*Data rows*
○ ○ ○ ○ ○ ○ ○

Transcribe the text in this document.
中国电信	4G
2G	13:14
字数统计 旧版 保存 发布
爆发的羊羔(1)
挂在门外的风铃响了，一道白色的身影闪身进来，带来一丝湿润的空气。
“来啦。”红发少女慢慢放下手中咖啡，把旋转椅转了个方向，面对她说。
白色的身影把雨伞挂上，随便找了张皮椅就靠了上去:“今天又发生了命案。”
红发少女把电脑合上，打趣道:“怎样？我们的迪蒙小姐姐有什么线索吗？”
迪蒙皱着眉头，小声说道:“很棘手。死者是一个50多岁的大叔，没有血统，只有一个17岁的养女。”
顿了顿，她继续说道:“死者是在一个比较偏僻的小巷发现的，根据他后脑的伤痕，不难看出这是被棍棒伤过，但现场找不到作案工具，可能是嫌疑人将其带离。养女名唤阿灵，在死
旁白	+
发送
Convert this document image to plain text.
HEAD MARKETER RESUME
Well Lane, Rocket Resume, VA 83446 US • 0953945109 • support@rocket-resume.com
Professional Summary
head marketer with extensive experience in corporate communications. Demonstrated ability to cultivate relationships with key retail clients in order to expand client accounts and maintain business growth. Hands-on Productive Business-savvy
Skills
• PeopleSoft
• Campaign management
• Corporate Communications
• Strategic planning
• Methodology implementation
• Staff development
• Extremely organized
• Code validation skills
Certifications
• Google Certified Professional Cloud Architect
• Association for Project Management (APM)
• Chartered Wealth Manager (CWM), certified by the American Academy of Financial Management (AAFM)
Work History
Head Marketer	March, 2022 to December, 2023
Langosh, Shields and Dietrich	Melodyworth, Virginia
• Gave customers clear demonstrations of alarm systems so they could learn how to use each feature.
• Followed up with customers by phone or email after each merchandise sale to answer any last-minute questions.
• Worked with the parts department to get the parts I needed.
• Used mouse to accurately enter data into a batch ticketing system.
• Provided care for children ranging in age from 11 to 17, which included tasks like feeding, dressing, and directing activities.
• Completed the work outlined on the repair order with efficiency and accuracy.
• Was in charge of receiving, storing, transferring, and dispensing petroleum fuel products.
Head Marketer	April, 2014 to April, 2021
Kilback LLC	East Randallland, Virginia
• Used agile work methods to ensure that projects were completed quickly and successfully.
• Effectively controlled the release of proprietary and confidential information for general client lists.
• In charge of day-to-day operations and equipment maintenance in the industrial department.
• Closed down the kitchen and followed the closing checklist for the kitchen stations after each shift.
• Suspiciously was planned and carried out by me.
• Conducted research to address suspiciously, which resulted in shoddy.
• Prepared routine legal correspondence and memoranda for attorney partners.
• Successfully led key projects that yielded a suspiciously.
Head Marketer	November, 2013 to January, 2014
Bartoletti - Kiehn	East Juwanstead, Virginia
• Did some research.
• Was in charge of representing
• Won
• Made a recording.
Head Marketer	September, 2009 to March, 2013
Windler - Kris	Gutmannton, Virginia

○ ○ ○ ○ ○ ○ ○

*What you will do*
Note each line of the entries that has "Professional" in it, and copy those lines.

*Result*
Professional Summary
• Google Certified Professional Cloud Architect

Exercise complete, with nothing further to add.